### What is expected
From the entries below, report how many lines contain the string "Pulsa". Give only that number.

### Extracted data

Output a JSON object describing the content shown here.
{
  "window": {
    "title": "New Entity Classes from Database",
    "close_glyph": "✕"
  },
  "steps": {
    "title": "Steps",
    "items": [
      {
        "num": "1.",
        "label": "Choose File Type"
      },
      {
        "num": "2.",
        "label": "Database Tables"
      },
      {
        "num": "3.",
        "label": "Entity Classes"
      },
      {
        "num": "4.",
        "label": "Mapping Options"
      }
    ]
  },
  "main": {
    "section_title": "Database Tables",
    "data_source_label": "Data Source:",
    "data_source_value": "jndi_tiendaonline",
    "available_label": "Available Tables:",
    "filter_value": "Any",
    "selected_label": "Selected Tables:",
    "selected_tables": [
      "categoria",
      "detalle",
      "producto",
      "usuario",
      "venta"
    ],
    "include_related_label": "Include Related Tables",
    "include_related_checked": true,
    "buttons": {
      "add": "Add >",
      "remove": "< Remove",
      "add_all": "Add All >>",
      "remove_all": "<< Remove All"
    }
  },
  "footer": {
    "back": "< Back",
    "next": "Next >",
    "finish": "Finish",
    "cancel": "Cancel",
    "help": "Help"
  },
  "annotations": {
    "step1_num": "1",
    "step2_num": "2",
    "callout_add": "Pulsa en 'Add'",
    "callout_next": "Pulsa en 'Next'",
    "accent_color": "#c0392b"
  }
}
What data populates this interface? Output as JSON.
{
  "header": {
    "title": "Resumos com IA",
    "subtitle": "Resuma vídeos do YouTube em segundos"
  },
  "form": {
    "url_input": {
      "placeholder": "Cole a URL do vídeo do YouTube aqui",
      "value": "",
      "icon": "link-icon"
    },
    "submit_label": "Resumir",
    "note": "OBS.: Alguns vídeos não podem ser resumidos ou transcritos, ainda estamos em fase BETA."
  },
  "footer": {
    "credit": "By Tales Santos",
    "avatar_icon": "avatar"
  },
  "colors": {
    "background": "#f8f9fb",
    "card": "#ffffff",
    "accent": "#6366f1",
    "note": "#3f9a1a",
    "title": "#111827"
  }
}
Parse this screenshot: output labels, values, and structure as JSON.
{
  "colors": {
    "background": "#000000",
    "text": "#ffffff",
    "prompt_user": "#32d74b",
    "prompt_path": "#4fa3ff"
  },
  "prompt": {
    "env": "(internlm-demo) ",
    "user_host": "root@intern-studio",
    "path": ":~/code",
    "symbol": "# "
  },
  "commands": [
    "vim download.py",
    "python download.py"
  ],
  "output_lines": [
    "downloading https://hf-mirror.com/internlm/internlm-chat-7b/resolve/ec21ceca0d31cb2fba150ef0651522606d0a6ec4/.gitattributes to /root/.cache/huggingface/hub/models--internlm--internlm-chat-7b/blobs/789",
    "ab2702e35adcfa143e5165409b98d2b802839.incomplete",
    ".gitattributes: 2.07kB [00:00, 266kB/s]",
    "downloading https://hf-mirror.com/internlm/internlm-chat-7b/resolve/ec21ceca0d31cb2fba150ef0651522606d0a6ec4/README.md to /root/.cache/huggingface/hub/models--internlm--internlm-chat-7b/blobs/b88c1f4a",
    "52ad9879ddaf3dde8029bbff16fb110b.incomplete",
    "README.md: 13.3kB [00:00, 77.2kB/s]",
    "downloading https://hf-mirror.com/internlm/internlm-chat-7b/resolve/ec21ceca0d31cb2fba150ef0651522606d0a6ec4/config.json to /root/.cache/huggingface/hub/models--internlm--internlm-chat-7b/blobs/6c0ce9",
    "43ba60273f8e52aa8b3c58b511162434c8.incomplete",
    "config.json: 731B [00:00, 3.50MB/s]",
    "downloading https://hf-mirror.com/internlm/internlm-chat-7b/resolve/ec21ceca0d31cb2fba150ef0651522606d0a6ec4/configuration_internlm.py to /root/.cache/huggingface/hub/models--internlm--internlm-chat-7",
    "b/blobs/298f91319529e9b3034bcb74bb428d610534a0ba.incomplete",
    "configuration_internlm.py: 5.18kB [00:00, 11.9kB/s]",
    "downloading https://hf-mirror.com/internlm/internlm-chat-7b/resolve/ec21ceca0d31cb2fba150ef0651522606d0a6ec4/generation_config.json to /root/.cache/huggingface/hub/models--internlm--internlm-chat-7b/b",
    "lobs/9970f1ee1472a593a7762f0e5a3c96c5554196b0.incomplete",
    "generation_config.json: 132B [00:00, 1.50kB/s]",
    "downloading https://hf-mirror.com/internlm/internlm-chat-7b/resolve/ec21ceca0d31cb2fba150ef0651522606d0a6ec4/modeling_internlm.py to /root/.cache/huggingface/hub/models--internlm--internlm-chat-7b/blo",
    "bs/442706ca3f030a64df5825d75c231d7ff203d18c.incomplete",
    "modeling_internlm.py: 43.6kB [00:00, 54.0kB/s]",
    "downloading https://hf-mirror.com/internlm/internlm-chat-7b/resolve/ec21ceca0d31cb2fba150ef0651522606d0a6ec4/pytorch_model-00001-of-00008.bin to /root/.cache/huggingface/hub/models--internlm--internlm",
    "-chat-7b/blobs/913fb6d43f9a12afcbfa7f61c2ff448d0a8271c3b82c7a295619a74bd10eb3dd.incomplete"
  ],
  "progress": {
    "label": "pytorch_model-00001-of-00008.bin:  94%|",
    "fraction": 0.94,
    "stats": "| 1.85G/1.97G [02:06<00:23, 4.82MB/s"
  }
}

### Result of this task
2